▶ _What is expected_: Reproduce the lines below word for word, from the first one through the line holding "right-spacer — [494, 213, 600, 241]", both ends included.
════════════════════
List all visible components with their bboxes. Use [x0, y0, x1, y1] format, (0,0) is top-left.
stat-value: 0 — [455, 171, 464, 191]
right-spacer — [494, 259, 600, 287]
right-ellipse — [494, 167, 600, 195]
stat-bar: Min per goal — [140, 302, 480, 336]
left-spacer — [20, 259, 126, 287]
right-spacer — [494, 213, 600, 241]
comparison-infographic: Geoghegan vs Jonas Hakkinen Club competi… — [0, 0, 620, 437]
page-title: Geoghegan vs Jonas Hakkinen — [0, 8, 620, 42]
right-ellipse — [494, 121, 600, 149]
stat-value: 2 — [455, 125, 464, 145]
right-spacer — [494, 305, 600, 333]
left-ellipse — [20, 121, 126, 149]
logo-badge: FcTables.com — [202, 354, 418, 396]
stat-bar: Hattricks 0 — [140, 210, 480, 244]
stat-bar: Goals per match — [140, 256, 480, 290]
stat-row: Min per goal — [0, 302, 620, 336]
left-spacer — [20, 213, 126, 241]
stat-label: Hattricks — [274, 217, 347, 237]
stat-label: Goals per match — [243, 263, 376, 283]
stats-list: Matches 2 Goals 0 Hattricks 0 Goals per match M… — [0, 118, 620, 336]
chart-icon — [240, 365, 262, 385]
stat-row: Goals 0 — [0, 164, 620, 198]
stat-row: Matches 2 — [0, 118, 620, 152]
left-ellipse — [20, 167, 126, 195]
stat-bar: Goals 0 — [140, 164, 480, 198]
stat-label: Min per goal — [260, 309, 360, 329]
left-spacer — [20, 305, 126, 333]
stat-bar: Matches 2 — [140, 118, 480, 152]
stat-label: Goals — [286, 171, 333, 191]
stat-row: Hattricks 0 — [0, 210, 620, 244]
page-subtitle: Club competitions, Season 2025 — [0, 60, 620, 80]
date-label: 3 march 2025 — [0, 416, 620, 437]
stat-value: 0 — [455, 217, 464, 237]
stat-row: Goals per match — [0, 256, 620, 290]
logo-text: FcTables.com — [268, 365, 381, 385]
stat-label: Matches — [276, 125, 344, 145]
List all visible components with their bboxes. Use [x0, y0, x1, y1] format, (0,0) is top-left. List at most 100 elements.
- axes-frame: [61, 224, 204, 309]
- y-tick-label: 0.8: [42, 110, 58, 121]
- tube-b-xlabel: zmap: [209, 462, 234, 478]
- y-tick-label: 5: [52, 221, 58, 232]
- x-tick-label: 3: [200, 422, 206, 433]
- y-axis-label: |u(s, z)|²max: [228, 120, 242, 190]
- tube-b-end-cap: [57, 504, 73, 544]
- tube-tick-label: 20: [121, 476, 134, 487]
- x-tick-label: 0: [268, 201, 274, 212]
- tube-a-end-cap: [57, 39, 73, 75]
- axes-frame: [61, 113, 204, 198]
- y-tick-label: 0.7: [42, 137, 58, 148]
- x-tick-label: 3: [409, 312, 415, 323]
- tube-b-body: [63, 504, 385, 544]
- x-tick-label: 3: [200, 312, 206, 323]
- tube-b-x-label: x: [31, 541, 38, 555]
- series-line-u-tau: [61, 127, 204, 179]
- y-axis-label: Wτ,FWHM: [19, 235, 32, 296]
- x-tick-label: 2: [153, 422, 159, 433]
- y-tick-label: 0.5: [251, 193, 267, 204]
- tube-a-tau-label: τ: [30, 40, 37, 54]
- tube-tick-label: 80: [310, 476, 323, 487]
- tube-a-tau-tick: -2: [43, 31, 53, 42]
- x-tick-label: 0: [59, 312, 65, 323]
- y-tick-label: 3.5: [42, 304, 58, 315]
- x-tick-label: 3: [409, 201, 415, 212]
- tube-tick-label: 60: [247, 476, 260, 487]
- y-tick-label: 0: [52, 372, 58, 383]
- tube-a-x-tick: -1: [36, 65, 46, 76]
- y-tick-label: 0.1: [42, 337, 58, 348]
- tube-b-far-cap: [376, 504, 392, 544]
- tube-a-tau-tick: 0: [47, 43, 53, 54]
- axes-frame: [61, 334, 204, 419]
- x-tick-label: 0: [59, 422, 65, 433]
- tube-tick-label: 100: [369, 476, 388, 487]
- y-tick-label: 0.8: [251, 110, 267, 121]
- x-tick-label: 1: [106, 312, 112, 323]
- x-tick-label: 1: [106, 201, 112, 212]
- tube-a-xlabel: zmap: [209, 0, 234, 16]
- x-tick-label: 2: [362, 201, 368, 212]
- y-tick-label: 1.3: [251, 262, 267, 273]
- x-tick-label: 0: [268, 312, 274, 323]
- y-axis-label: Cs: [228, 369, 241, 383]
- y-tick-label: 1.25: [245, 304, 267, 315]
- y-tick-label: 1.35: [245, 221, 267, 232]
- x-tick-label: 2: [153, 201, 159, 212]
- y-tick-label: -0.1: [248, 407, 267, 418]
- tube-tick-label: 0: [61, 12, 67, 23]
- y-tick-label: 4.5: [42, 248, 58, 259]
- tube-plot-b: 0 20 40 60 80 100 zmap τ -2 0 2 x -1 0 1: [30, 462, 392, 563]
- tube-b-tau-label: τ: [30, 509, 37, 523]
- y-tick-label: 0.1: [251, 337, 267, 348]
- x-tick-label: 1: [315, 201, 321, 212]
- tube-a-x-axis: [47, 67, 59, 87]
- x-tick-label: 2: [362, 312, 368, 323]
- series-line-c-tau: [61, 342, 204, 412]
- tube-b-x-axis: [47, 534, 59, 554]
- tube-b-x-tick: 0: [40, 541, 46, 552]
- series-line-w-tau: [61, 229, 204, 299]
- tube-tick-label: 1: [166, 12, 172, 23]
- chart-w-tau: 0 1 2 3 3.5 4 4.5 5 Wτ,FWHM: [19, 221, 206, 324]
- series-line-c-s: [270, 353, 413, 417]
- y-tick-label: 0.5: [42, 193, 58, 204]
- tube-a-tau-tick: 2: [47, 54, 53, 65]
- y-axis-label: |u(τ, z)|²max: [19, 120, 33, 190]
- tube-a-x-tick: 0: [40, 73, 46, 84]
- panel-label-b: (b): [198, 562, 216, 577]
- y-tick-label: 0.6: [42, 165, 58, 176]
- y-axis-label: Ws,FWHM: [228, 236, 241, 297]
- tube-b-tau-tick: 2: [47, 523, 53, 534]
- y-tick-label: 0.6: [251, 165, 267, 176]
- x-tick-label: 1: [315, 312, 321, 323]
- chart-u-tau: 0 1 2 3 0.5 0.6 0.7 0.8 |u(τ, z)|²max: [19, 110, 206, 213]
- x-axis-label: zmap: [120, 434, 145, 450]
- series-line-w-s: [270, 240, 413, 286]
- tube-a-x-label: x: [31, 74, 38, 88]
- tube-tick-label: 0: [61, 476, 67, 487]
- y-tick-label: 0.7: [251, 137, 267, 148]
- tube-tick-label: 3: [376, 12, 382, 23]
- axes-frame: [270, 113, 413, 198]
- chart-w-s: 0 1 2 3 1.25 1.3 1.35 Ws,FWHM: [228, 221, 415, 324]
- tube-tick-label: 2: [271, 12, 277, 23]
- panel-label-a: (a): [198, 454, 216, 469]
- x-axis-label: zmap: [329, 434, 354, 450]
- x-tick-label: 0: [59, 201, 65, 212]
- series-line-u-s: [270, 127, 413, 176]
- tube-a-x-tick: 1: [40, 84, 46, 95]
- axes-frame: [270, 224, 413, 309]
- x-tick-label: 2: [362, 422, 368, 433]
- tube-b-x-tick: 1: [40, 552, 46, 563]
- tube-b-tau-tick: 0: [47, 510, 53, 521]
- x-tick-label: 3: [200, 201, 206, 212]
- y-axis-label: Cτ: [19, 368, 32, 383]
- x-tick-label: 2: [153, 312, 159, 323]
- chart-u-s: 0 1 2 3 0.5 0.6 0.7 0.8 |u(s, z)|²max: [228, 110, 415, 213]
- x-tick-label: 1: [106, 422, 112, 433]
════════════════════
▶ _Solution_:
List all visible components with their bboxes. Use [x0, y0, x1, y1] format, (0,0) is top-left.
stat-value: 0 — [455, 171, 464, 191]
right-spacer — [494, 259, 600, 287]
right-ellipse — [494, 167, 600, 195]
stat-bar: Min per goal — [140, 302, 480, 336]
left-spacer — [20, 259, 126, 287]
right-spacer — [494, 213, 600, 241]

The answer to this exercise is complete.